## REQUEST
Look through the material below and count the lines with the string "label". Report only the count.
* Begin RECORDS SUPPLIED *
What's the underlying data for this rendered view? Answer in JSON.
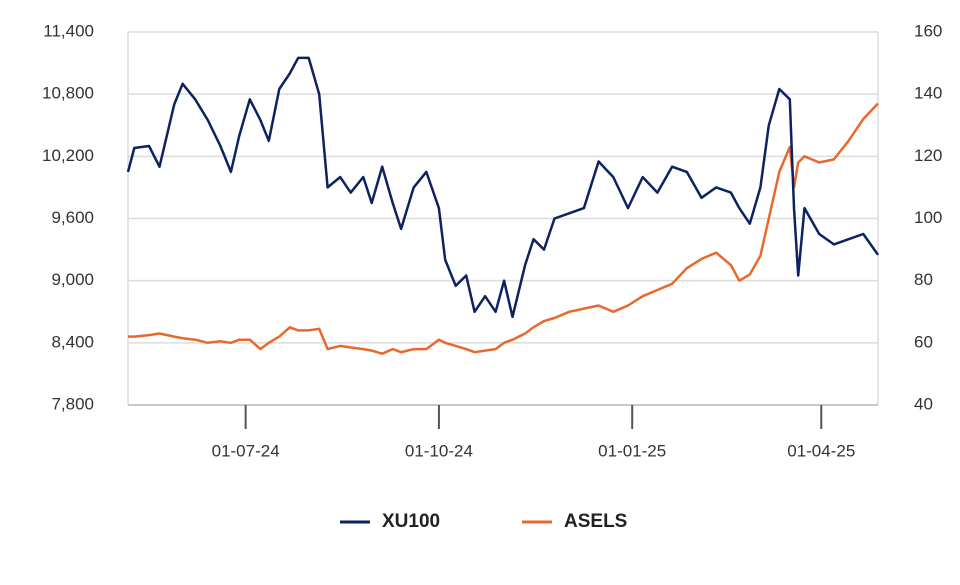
{
  "chart_data": {
    "type": "line",
    "x": [
      "2024-05-06",
      "2024-05-09",
      "2024-05-16",
      "2024-05-21",
      "2024-05-28",
      "2024-06-01",
      "2024-06-07",
      "2024-06-13",
      "2024-06-19",
      "2024-06-24",
      "2024-06-28",
      "2024-07-03",
      "2024-07-08",
      "2024-07-12",
      "2024-07-17",
      "2024-07-22",
      "2024-07-26",
      "2024-07-31",
      "2024-08-05",
      "2024-08-09",
      "2024-08-15",
      "2024-08-20",
      "2024-08-26",
      "2024-08-30",
      "2024-09-04",
      "2024-09-09",
      "2024-09-13",
      "2024-09-19",
      "2024-09-25",
      "2024-10-01",
      "2024-10-04",
      "2024-10-09",
      "2024-10-14",
      "2024-10-18",
      "2024-10-23",
      "2024-10-28",
      "2024-11-01",
      "2024-11-05",
      "2024-11-11",
      "2024-11-15",
      "2024-11-20",
      "2024-11-25",
      "2024-12-02",
      "2024-12-09",
      "2024-12-16",
      "2024-12-23",
      "2024-12-30",
      "2025-01-06",
      "2025-01-13",
      "2025-01-20",
      "2025-01-27",
      "2025-02-03",
      "2025-02-10",
      "2025-02-17",
      "2025-02-21",
      "2025-02-26",
      "2025-03-03",
      "2025-03-07",
      "2025-03-12",
      "2025-03-17",
      "2025-03-19",
      "2025-03-21",
      "2025-03-24",
      "2025-03-31",
      "2025-04-07",
      "2025-04-14",
      "2025-04-21",
      "2025-04-28"
    ],
    "series": [
      {
        "name": "XU100",
        "color": "#0d2260",
        "axis": "y",
        "values": [
          10050,
          10280,
          10300,
          10100,
          10700,
          10900,
          10750,
          10550,
          10300,
          10050,
          10400,
          10750,
          10550,
          10350,
          10850,
          11000,
          11150,
          11150,
          10800,
          9900,
          10000,
          9850,
          10000,
          9750,
          10100,
          9750,
          9500,
          9900,
          10050,
          9700,
          9200,
          8950,
          9050,
          8700,
          8850,
          8700,
          9000,
          8650,
          9150,
          9400,
          9300,
          9600,
          9650,
          9700,
          10150,
          10000,
          9700,
          10000,
          9850,
          10100,
          10050,
          9800,
          9900,
          9850,
          9700,
          9550,
          9900,
          10500,
          10850,
          10750,
          9700,
          9050,
          9700,
          9450,
          9350,
          9400,
          9450,
          9250
        ]
      },
      {
        "name": "ASELS",
        "color": "#e8692e",
        "axis": "y2",
        "values": [
          62,
          62,
          62.5,
          63,
          62,
          61.5,
          61,
          60,
          60.5,
          60,
          61,
          61,
          58,
          60,
          62,
          65,
          64,
          64,
          64.5,
          58,
          59,
          58.5,
          58,
          57.5,
          56.5,
          58,
          57,
          58,
          58,
          61,
          60,
          59,
          58,
          57,
          57.5,
          58,
          60,
          61,
          63,
          65,
          67,
          68,
          70,
          71,
          72,
          70,
          72,
          75,
          77,
          79,
          84,
          87,
          89,
          85,
          80,
          82,
          88,
          100,
          115,
          123,
          110,
          118,
          120,
          118,
          119,
          125,
          132,
          137
        ]
      }
    ],
    "xlim": [
      "2024-05-06",
      "2025-04-28"
    ],
    "xticks": [
      {
        "value": "2024-07-01",
        "label": "01-07-24"
      },
      {
        "value": "2024-10-01",
        "label": "01-10-24"
      },
      {
        "value": "2025-01-01",
        "label": "01-01-25"
      },
      {
        "value": "2025-04-01",
        "label": "01-04-25"
      }
    ],
    "ylim": [
      7800,
      11400
    ],
    "yticks": [
      {
        "value": 7800,
        "label": "7,800"
      },
      {
        "value": 8400,
        "label": "8,400"
      },
      {
        "value": 9000,
        "label": "9,000"
      },
      {
        "value": 9600,
        "label": "9,600"
      },
      {
        "value": 10200,
        "label": "10,200"
      },
      {
        "value": 10800,
        "label": "10,800"
      },
      {
        "value": 11400,
        "label": "11,400"
      }
    ],
    "y2lim": [
      40,
      160
    ],
    "y2ticks": [
      40,
      60,
      80,
      100,
      120,
      140,
      160
    ],
    "grid": true,
    "legend": "bottom"
  }
}
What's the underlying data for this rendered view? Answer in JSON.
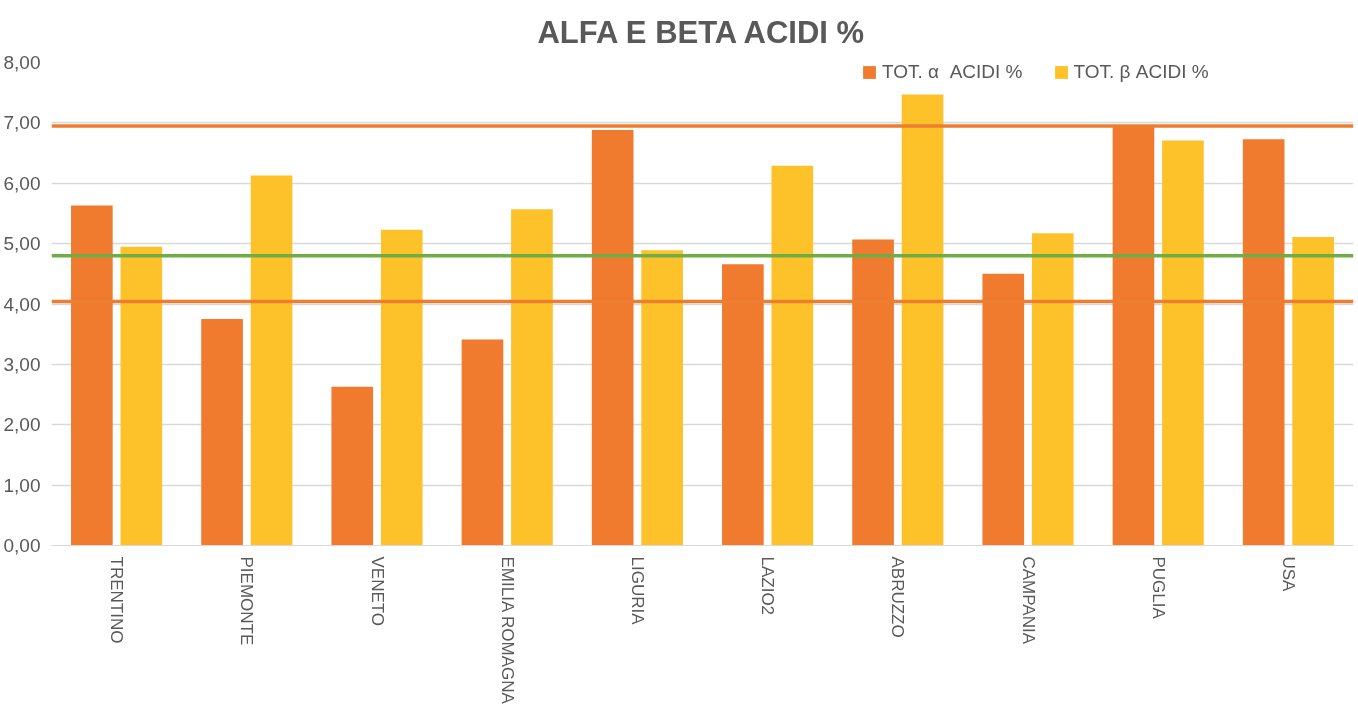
* End RECORDS SUPPLIED *
## SOLUTION TO THIS TASK
11